AIM OF THE TASK: Repeat every line of the data exactly, but not the pictures.

* begin DATASET CONTENT *

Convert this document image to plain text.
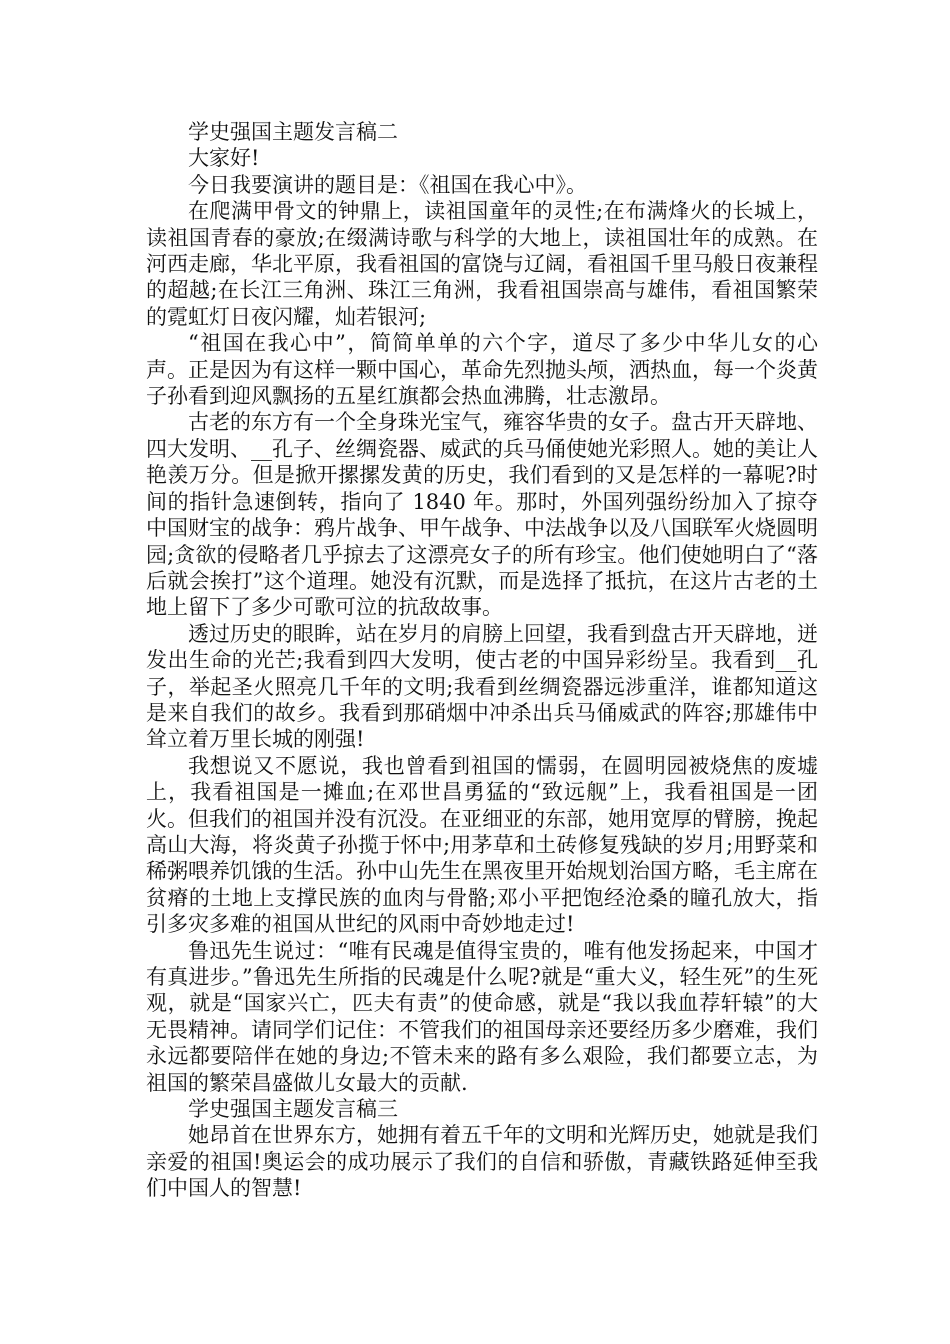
学史强国主题发言稿二
大家好!
今日我要演讲的题目是：《祖国在我心中》。
在爬满甲骨文的钟鼎上，读祖国童年的灵性;在布满烽火的长城上，读祖国青春的豪放;在缀满诗歌与科学的大地上，读祖国壮年的成熟。在河西走廊，华北平原，我看祖国的富饶与辽阔，看祖国千里马般日夜兼程的超越;在长江三角洲、珠江三角洲，我看祖国崇高与雄伟，看祖国繁荣的霓虹灯日夜闪耀，灿若银河;
“祖国在我心中”，简简单单的六个字，道尽了多少中华儿女的心声。正是因为有这样一颗中国心，革命先烈抛头颅，洒热血，每一个炎黄子孙看到迎风飘扬的五星红旗都会热血沸腾，壮志激昂。
古老的东方有一个全身珠光宝气，雍容华贵的女子。盘古开天辟地、四大发明、__孔子、丝绸瓷器、威武的兵马俑使她光彩照人。她的美让人艳羡万分。但是掀开摞摞发黄的历史，我们看到的又是怎样的一幕呢?时间的指针急速倒转，指向了 1840 年。那时，外国列强纷纷加入了掠夺中国财宝的战争：鸦片战争、甲午战争、中法战争以及八国联军火烧圆明园;贪欲的侵略者几乎掠去了这漂亮女子的所有珍宝。他们使她明白了“落后就会挨打”这个道理。她没有沉默，而是选择了抵抗，在这片古老的土地上留下了多少可歌可泣的抗敌故事。
透过历史的眼眸，站在岁月的肩膀上回望，我看到盘古开天辟地，迸发出生命的光芒;我看到四大发明，使古老的中国异彩纷呈。我看到__孔子，举起圣火照亮几千年的文明;我看到丝绸瓷器远涉重洋，谁都知道这是来自我们的故乡。我看到那硝烟中冲杀出兵马俑威武的阵容;那雄伟中耸立着万里长城的刚强!
我想说又不愿说，我也曾看到祖国的懦弱，在圆明园被烧焦的废墟上，我看祖国是一摊血;在邓世昌勇猛的“致远舰”上，我看祖国是一团火。但我们的祖国并没有沉没。在亚细亚的东部，她用宽厚的臂膀，挽起高山大海，将炎黄子孙揽于怀中;用茅草和土砖修复残缺的岁月;用野菜和稀粥喂养饥饿的生活。孙中山先生在黑夜里开始规划治国方略，毛主席在贫瘠的土地上支撑民族的血肉与骨骼;邓小平把饱经沧桑的瞳孔放大，指引多灾多难的祖国从世纪的风雨中奇妙地走过!
鲁迅先生说过：“唯有民魂是值得宝贵的，唯有他发扬起来，中国才有真进步。”鲁迅先生所指的民魂是什么呢?就是“重大义，轻生死”的生死观，就是“国家兴亡，匹夫有责”的使命感，就是“我以我血荐轩辕”的大无畏精神。请同学们记住：不管我们的祖国母亲还要经历多少磨难，我们永远都要陪伴在她的身边;不管未来的路有多么艰险，我们都要立志，为祖国的繁荣昌盛做儿女最大的贡献.
学史强国主题发言稿三
她昂首在世界东方，她拥有着五千年的文明和光辉历史，她就是我们亲爱的祖国!奥运会的成功展示了我们的自信和骄傲，青藏铁路延伸至我们中国人的智慧!
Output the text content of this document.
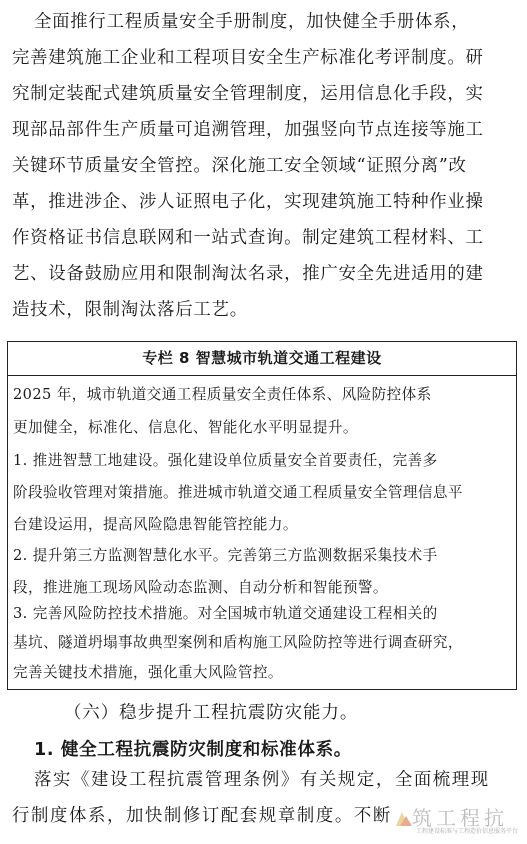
全面推行工程质量安全手册制度，加快健全手册体系，
完善建筑施工企业和工程项目安全生产标准化考评制度。研
究制定装配式建筑质量安全管理制度，运用信息化手段，实
现部品部件生产质量可追溯管理，加强竖向节点连接等施工
关键环节质量安全管控。深化施工安全领域“证照分离”改
革，推进涉企、涉人证照电子化，实现建筑施工特种作业操
作资格证书信息联网和一站式查询。制定建筑工程材料、工
艺、设备鼓励应用和限制淘汰名录，推广安全先进适用的建
造技术，限制淘汰落后工艺。
专栏 8 智慧城市轨道交通工程建设
2025 年，城市轨道交通工程质量安全责任体系、风险防控体系
更加健全，标准化、信息化、智能化水平明显提升。
1. 推进智慧工地建设。强化建设单位质量安全首要责任，完善多
阶段验收管理对策措施。推进城市轨道交通工程质量安全管理信息平
台建设运用，提高风险隐患智能管控能力。
2. 提升第三方监测智慧化水平。完善第三方监测数据采集技术手
段，推进施工现场风险动态监测、自动分析和智能预警。
3. 完善风险防控技术措施。对全国城市轨道交通建设工程相关的
基坑、隧道坍塌事故典型案例和盾构施工风险防控等进行调查研究，
完善关键技术措施，强化重大风险管控。
（六）稳步提升工程抗震防灾能力。
1. 健全工程抗震防灾制度和标准体系。
落实《建设工程抗震管理条例》有关规定，全面梳理现
行制度体系，加快制修订配套规章制度。不断 筑工程抗
工程建设标准与工程造价信息服务平台
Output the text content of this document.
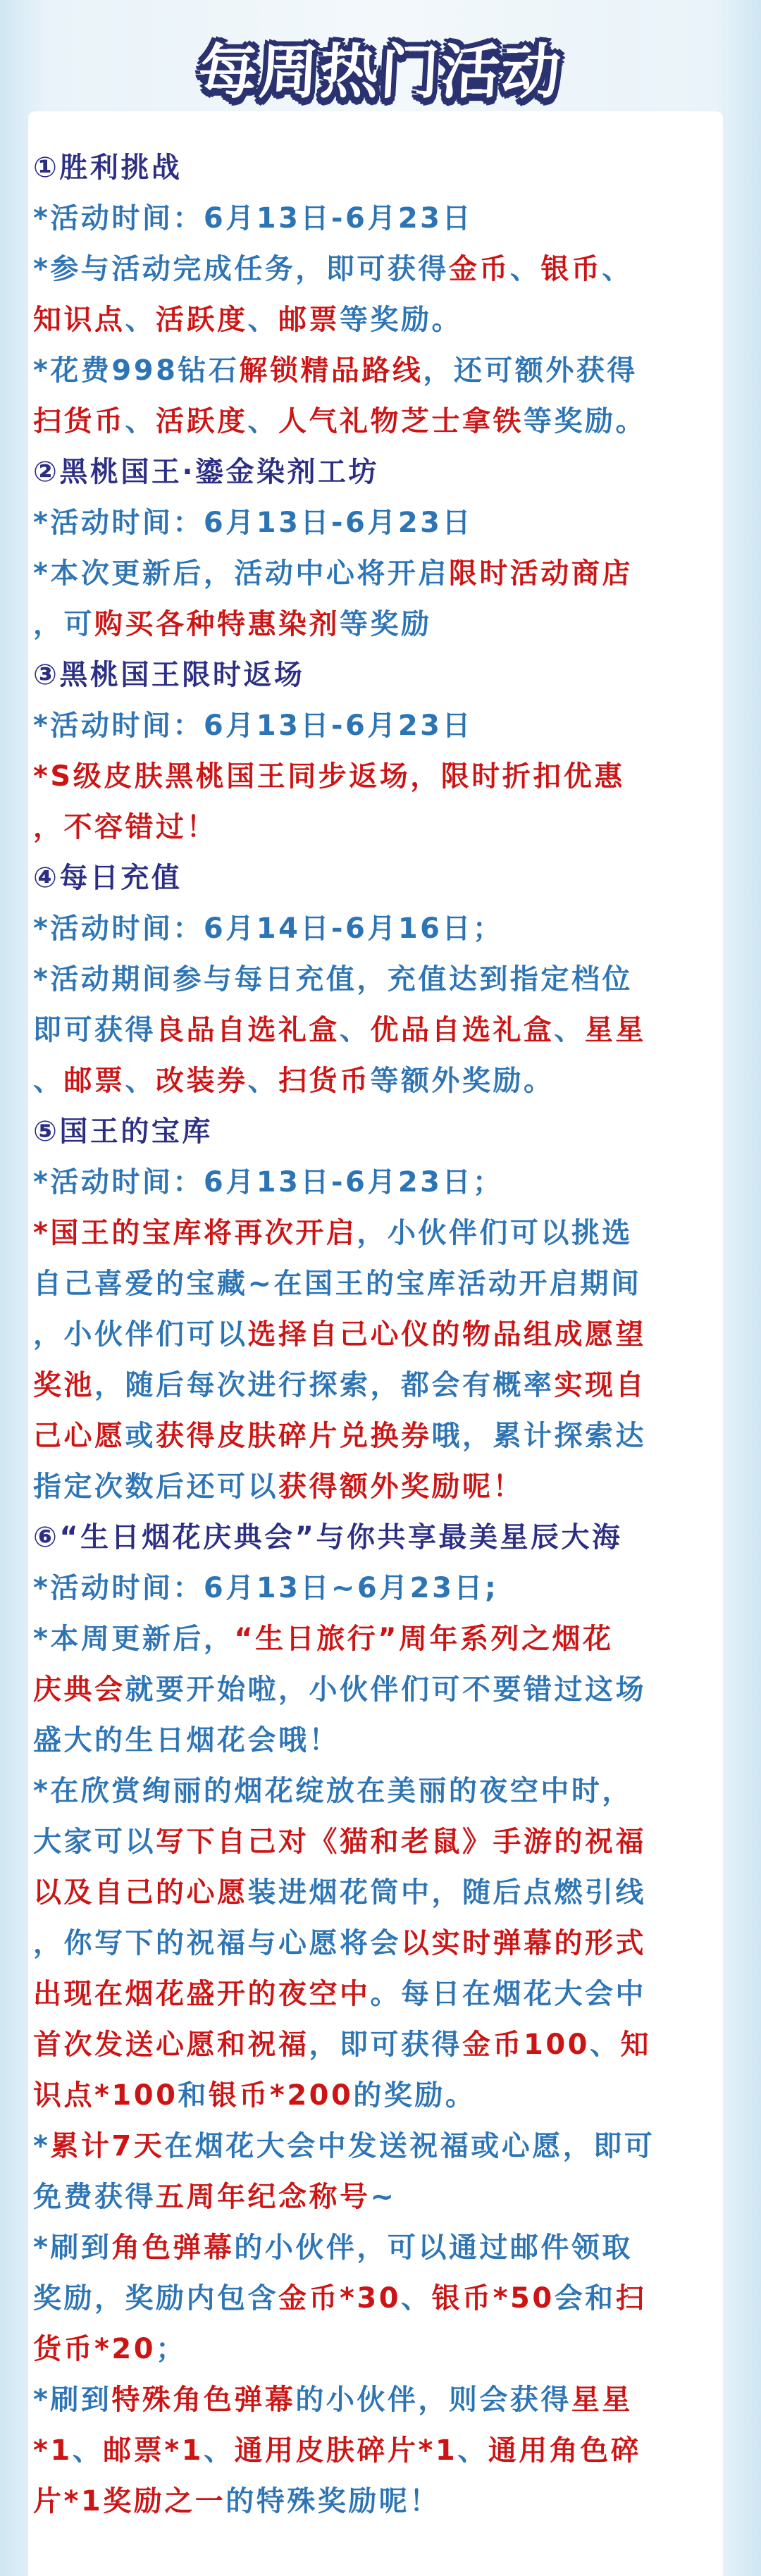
每周热门活动
①胜利挑战
*活动时间：6月13日-6月23日
*参与活动完成任务，即可获得金币、银币、
知识点、活跃度、邮票等奖励。
*花费998钻石解锁精品路线，还可额外获得
扫货币、活跃度、人气礼物芝士拿铁等奖励。
②黑桃国王·鎏金染剂工坊
*活动时间：6月13日-6月23日
*本次更新后，活动中心将开启限时活动商店
，可购买各种特惠染剂等奖励
③黑桃国王限时返场
*活动时间：6月13日-6月23日
*S级皮肤黑桃国王同步返场，限时折扣优惠
，不容错过！
④每日充值
*活动时间：6月14日-6月16日；
*活动期间参与每日充值，充值达到指定档位
即可获得良品自选礼盒、优品自选礼盒、星星
、邮票、改装券、扫货币等额外奖励。
⑤国王的宝库
*活动时间：6月13日-6月23日；
*国王的宝库将再次开启，小伙伴们可以挑选
自己喜爱的宝藏~在国王的宝库活动开启期间
，小伙伴们可以选择自己心仪的物品组成愿望
奖池，随后每次进行探索，都会有概率实现自
己心愿或获得皮肤碎片兑换券哦，累计探索达
指定次数后还可以获得额外奖励呢！
⑥“生日烟花庆典会”与你共享最美星辰大海
*活动时间：6月13日~6月23日;
*本周更新后，“生日旅行”周年系列之烟花
庆典会就要开始啦，小伙伴们可不要错过这场
盛大的生日烟花会哦！
*在欣赏绚丽的烟花绽放在美丽的夜空中时，
大家可以写下自己对《猫和老鼠》手游的祝福
以及自己的心愿装进烟花筒中，随后点燃引线
，你写下的祝福与心愿将会以实时弹幕的形式
出现在烟花盛开的夜空中。每日在烟花大会中
首次发送心愿和祝福，即可获得金币100、知
识点*100和银币*200的奖励。
*累计7天在烟花大会中发送祝福或心愿，即可
免费获得五周年纪念称号~
*刷到角色弹幕的小伙伴，可以通过邮件领取
奖励，奖励内包含金币*30、银币*50会和扫
货币*20；
*刷到特殊角色弹幕的小伙伴，则会获得星星
*1、邮票*1、通用皮肤碎片*1、通用角色碎
片*1奖励之一的特殊奖励呢！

* end DATASET CONTENT *

TASK ANSWER:
Convert this document image to plain text.
学史强国主题发言稿二
大家好!
今日我要演讲的题目是：《祖国在我心中》。
在爬满甲骨文的钟鼎上，读祖国童年的灵性;在布满烽火的长城上，读祖国青春的豪放;在缀满诗歌与科学的大地上，读祖国壮年的成熟。在河西走廊，华北平原，我看祖国的富饶与辽阔，看祖国千里马般日夜兼程的超越;在长江三角洲、珠江三角洲，我看祖国崇高与雄伟，看祖国繁荣的霓虹灯日夜闪耀，灿若银河;
“祖国在我心中”，简简单单的六个字，道尽了多少中华儿女的心声。正是因为有这样一颗中国心，革命先烈抛头颅，洒热血，每一个炎黄子孙看到迎风飘扬的五星红旗都会热血沸腾，壮志激昂。
古老的东方有一个全身珠光宝气，雍容华贵的女子。盘古开天辟地、四大发明、__孔子、丝绸瓷器、威武的兵马俑使她光彩照人。她的美让人艳羡万分。但是掀开摞摞发黄的历史，我们看到的又是怎样的一幕呢?时间的指针急速倒转，指向了 1840 年。那时，外国列强纷纷加入了掠夺中国财宝的战争：鸦片战争、甲午战争、中法战争以及八国联军火烧圆明园;贪欲的侵略者几乎掠去了这漂亮女子的所有珍宝。他们使她明白了“落后就会挨打”这个道理。她没有沉默，而是选择了抵抗，在这片古老的土地上留下了多少可歌可泣的抗敌故事。
透过历史的眼眸，站在岁月的肩膀上回望，我看到盘古开天辟地，迸发出生命的光芒;我看到四大发明，使古老的中国异彩纷呈。我看到__孔子，举起圣火照亮几千年的文明;我看到丝绸瓷器远涉重洋，谁都知道这是来自我们的故乡。我看到那硝烟中冲杀出兵马俑威武的阵容;那雄伟中耸立着万里长城的刚强!
我想说又不愿说，我也曾看到祖国的懦弱，在圆明园被烧焦的废墟上，我看祖国是一摊血;在邓世昌勇猛的“致远舰”上，我看祖国是一团火。但我们的祖国并没有沉没。在亚细亚的东部，她用宽厚的臂膀，挽起高山大海，将炎黄子孙揽于怀中;用茅草和土砖修复残缺的岁月;用野菜和稀粥喂养饥饿的生活。孙中山先生在黑夜里开始规划治国方略，毛主席在贫瘠的土地上支撑民族的血肉与骨骼;邓小平把饱经沧桑的瞳孔放大，指引多灾多难的祖国从世纪的风雨中奇妙地走过!
鲁迅先生说过：“唯有民魂是值得宝贵的，唯有他发扬起来，中国才有真进步。”鲁迅先生所指的民魂是什么呢?就是“重大义，轻生死”的生死观，就是“国家兴亡，匹夫有责”的使命感，就是“我以我血荐轩辕”的大无畏精神。请同学们记住：不管我们的祖国母亲还要经历多少磨难，我们永远都要陪伴在她的身边;不管未来的路有多么艰险，我们都要立志，为祖国的繁荣昌盛做儿女最大的贡献.
学史强国主题发言稿三
她昂首在世界东方，她拥有着五千年的文明和光辉历史，她就是我们亲爱的祖国!奥运会的成功展示了我们的自信和骄傲，青藏铁路延伸至我们中国人的智慧!
Output the text content of this document.
全面推行工程质量安全手册制度，加快健全手册体系，
完善建筑施工企业和工程项目安全生产标准化考评制度。研
究制定装配式建筑质量安全管理制度，运用信息化手段，实
现部品部件生产质量可追溯管理，加强竖向节点连接等施工
关键环节质量安全管控。深化施工安全领域“证照分离”改
革，推进涉企、涉人证照电子化，实现建筑施工特种作业操
作资格证书信息联网和一站式查询。制定建筑工程材料、工
艺、设备鼓励应用和限制淘汰名录，推广安全先进适用的建
造技术，限制淘汰落后工艺。
专栏 8 智慧城市轨道交通工程建设
2025 年，城市轨道交通工程质量安全责任体系、风险防控体系
更加健全，标准化、信息化、智能化水平明显提升。
1. 推进智慧工地建设。强化建设单位质量安全首要责任，完善多
阶段验收管理对策措施。推进城市轨道交通工程质量安全管理信息平
台建设运用，提高风险隐患智能管控能力。
2. 提升第三方监测智慧化水平。完善第三方监测数据采集技术手
段，推进施工现场风险动态监测、自动分析和智能预警。
3. 完善风险防控技术措施。对全国城市轨道交通建设工程相关的
基坑、隧道坍塌事故典型案例和盾构施工风险防控等进行调查研究，
完善关键技术措施，强化重大风险管控。
（六）稳步提升工程抗震防灾能力。
1. 健全工程抗震防灾制度和标准体系。
落实《建设工程抗震管理条例》有关规定，全面梳理现
行制度体系，加快制修订配套规章制度。不断 筑工程抗
工程建设标准与工程造价信息服务平台
Output the text content of this document.
每周热门活动
①胜利挑战
*活动时间：6月13日-6月23日
*参与活动完成任务，即可获得金币、银币、
知识点、活跃度、邮票等奖励。
*花费998钻石解锁精品路线，还可额外获得
扫货币、活跃度、人气礼物芝士拿铁等奖励。
②黑桃国王·鎏金染剂工坊
*活动时间：6月13日-6月23日
*本次更新后，活动中心将开启限时活动商店
，可购买各种特惠染剂等奖励
③黑桃国王限时返场
*活动时间：6月13日-6月23日
*S级皮肤黑桃国王同步返场，限时折扣优惠
，不容错过！
④每日充值
*活动时间：6月14日-6月16日；
*活动期间参与每日充值，充值达到指定档位
即可获得良品自选礼盒、优品自选礼盒、星星
、邮票、改装券、扫货币等额外奖励。
⑤国王的宝库
*活动时间：6月13日-6月23日；
*国王的宝库将再次开启，小伙伴们可以挑选
自己喜爱的宝藏~在国王的宝库活动开启期间
，小伙伴们可以选择自己心仪的物品组成愿望
奖池，随后每次进行探索，都会有概率实现自
己心愿或获得皮肤碎片兑换券哦，累计探索达
指定次数后还可以获得额外奖励呢！
⑥“生日烟花庆典会”与你共享最美星辰大海
*活动时间：6月13日~6月23日;
*本周更新后，“生日旅行”周年系列之烟花
庆典会就要开始啦，小伙伴们可不要错过这场
盛大的生日烟花会哦！
*在欣赏绚丽的烟花绽放在美丽的夜空中时，
大家可以写下自己对《猫和老鼠》手游的祝福
以及自己的心愿装进烟花筒中，随后点燃引线
，你写下的祝福与心愿将会以实时弹幕的形式
出现在烟花盛开的夜空中。每日在烟花大会中
首次发送心愿和祝福，即可获得金币100、知
识点*100和银币*200的奖励。
*累计7天在烟花大会中发送祝福或心愿，即可
免费获得五周年纪念称号~
*刷到角色弹幕的小伙伴，可以通过邮件领取
奖励，奖励内包含金币*30、银币*50会和扫
货币*20；
*刷到特殊角色弹幕的小伙伴，则会获得星星
*1、邮票*1、通用皮肤碎片*1、通用角色碎
片*1奖励之一的特殊奖励呢！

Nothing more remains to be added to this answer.